=== Records shown ===

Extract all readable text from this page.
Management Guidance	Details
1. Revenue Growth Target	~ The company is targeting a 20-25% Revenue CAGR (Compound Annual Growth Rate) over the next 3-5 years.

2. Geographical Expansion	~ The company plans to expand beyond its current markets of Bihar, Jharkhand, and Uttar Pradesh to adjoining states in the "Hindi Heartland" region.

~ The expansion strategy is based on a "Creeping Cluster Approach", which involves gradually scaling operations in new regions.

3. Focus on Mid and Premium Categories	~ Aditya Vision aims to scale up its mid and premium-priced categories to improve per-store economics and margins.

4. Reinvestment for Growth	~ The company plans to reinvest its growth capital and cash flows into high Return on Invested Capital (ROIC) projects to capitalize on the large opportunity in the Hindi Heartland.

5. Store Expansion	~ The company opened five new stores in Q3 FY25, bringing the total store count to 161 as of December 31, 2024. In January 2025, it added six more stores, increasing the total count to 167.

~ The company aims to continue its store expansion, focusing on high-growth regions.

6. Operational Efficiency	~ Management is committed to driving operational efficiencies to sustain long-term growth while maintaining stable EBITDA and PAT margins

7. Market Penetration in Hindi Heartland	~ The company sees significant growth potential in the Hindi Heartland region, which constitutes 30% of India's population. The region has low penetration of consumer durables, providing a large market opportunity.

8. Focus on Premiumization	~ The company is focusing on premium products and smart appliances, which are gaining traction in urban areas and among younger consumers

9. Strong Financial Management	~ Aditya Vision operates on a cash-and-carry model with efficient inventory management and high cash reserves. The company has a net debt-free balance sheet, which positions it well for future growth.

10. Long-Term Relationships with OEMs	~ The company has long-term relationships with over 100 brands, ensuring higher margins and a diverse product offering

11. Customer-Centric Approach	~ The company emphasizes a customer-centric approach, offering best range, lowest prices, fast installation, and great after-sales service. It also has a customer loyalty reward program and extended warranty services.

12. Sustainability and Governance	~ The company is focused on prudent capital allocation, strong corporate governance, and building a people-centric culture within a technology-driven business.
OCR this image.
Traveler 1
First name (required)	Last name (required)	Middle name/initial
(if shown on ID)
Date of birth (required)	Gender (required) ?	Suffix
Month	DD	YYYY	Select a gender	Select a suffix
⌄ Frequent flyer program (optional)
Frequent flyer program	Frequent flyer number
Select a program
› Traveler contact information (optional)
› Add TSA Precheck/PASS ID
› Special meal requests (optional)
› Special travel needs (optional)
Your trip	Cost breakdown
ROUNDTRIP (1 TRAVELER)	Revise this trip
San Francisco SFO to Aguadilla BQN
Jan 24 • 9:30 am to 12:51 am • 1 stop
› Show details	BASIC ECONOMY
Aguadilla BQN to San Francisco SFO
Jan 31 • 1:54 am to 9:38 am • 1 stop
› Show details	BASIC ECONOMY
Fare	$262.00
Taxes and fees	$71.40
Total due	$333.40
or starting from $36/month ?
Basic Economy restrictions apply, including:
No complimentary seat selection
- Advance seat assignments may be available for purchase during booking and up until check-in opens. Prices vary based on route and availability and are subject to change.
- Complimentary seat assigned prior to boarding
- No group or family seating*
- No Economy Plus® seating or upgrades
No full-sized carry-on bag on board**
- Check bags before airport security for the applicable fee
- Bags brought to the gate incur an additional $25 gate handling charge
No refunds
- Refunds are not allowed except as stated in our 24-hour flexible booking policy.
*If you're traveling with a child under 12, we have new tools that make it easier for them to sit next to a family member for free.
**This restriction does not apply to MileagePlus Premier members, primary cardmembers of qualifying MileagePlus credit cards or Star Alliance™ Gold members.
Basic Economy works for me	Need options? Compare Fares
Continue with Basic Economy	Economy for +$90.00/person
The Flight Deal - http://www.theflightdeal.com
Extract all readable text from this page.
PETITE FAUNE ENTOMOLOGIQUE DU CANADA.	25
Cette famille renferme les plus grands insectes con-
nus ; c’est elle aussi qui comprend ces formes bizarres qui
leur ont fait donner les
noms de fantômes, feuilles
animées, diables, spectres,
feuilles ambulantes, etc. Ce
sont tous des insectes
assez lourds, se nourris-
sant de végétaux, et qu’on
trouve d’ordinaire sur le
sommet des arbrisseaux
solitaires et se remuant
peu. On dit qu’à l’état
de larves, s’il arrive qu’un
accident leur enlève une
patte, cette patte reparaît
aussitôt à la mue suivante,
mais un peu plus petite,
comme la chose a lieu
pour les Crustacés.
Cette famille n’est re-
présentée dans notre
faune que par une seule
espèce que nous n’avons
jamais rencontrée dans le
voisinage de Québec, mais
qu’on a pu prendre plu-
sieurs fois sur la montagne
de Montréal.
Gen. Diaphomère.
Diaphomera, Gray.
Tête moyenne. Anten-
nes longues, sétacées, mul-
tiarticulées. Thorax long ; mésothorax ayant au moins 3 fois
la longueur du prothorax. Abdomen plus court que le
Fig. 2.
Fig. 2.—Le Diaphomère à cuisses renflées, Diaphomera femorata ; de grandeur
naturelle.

===

Written task: Repeat all of the records above exactly as they appear.

Task output:
Extract all readable text from this page.
Management Guidance	Details
1. Revenue Growth Target	~ The company is targeting a 20-25% Revenue CAGR (Compound Annual Growth Rate) over the next 3-5 years.

2. Geographical Expansion	~ The company plans to expand beyond its current markets of Bihar, Jharkhand, and Uttar Pradesh to adjoining states in the "Hindi Heartland" region.

~ The expansion strategy is based on a "Creeping Cluster Approach", which involves gradually scaling operations in new regions.

3. Focus on Mid and Premium Categories	~ Aditya Vision aims to scale up its mid and premium-priced categories to improve per-store economics and margins.

4. Reinvestment for Growth	~ The company plans to reinvest its growth capital and cash flows into high Return on Invested Capital (ROIC) projects to capitalize on the large opportunity in the Hindi Heartland.

5. Store Expansion	~ The company opened five new stores in Q3 FY25, bringing the total store count to 161 as of December 31, 2024. In January 2025, it added six more stores, increasing the total count to 167.

~ The company aims to continue its store expansion, focusing on high-growth regions.

6. Operational Efficiency	~ Management is committed to driving operational efficiencies to sustain long-term growth while maintaining stable EBITDA and PAT margins

7. Market Penetration in Hindi Heartland	~ The company sees significant growth potential in the Hindi Heartland region, which constitutes 30% of India's population. The region has low penetration of consumer durables, providing a large market opportunity.

8. Focus on Premiumization	~ The company is focusing on premium products and smart appliances, which are gaining traction in urban areas and among younger consumers

9. Strong Financial Management	~ Aditya Vision operates on a cash-and-carry model with efficient inventory management and high cash reserves. The company has a net debt-free balance sheet, which positions it well for future growth.

10. Long-Term Relationships with OEMs	~ The company has long-term relationships with over 100 brands, ensuring higher margins and a diverse product offering

11. Customer-Centric Approach	~ The company emphasizes a customer-centric approach, offering best range, lowest prices, fast installation, and great after-sales service. It also has a customer loyalty reward program and extended warranty services.

12. Sustainability and Governance	~ The company is focused on prudent capital allocation, strong corporate governance, and building a people-centric culture within a technology-driven business.
OCR this image.
Traveler 1
First name (required)	Last name (required)	Middle name/initial
(if shown on ID)
Date of birth (required)	Gender (required) ?	Suffix
Month	DD	YYYY	Select a gender	Select a suffix
⌄ Frequent flyer program (optional)
Frequent flyer program	Frequent flyer number
Select a program
› Traveler contact information (optional)
› Add TSA Precheck/PASS ID
› Special meal requests (optional)
› Special travel needs (optional)
Your trip	Cost breakdown
ROUNDTRIP (1 TRAVELER)	Revise this trip
San Francisco SFO to Aguadilla BQN
Jan 24 • 9:30 am to 12:51 am • 1 stop
› Show details	BASIC ECONOMY
Aguadilla BQN to San Francisco SFO
Jan 31 • 1:54 am to 9:38 am • 1 stop
› Show details	BASIC ECONOMY
Fare	$262.00
Taxes and fees	$71.40
Total due	$333.40
or starting from $36/month ?
Basic Economy restrictions apply, including:
No complimentary seat selection
- Advance seat assignments may be available for purchase during booking and up until check-in opens. Prices vary based on route and availability and are subject to change.
- Complimentary seat assigned prior to boarding
- No group or family seating*
- No Economy Plus® seating or upgrades
No full-sized carry-on bag on board**
- Check bags before airport security for the applicable fee
- Bags brought to the gate incur an additional $25 gate handling charge
No refunds
- Refunds are not allowed except as stated in our 24-hour flexible booking policy.
*If you're traveling with a child under 12, we have new tools that make it easier for them to sit next to a family member for free.
**This restriction does not apply to MileagePlus Premier members, primary cardmembers of qualifying MileagePlus credit cards or Star Alliance™ Gold members.
Basic Economy works for me	Need options? Compare Fares
Continue with Basic Economy	Economy for +$90.00/person
The Flight Deal - http://www.theflightdeal.com
Extract all readable text from this page.
PETITE FAUNE ENTOMOLOGIQUE DU CANADA.	25
Cette famille renferme les plus grands insectes con-
nus ; c’est elle aussi qui comprend ces formes bizarres qui
leur ont fait donner les
noms de fantômes, feuilles
animées, diables, spectres,
feuilles ambulantes, etc. Ce
sont tous des insectes
assez lourds, se nourris-
sant de végétaux, et qu’on
trouve d’ordinaire sur le
sommet des arbrisseaux
solitaires et se remuant
peu. On dit qu’à l’état
de larves, s’il arrive qu’un
accident leur enlève une
patte, cette patte reparaît
aussitôt à la mue suivante,
mais un peu plus petite,
comme la chose a lieu
pour les Crustacés.
Cette famille n’est re-
présentée dans notre
faune que par une seule
espèce que nous n’avons
jamais rencontrée dans le
voisinage de Québec, mais
qu’on a pu prendre plu-
sieurs fois sur la montagne
de Montréal.
Gen. Diaphomère.
Diaphomera, Gray.
Tête moyenne. Anten-
nes longues, sétacées, mul-
tiarticulées. Thorax long ; mésothorax ayant au moins 3 fois
la longueur du prothorax. Abdomen plus court que le
Fig. 2.
Fig. 2.—Le Diaphomère à cuisses renflées, Diaphomera femorata ; de grandeur
naturelle.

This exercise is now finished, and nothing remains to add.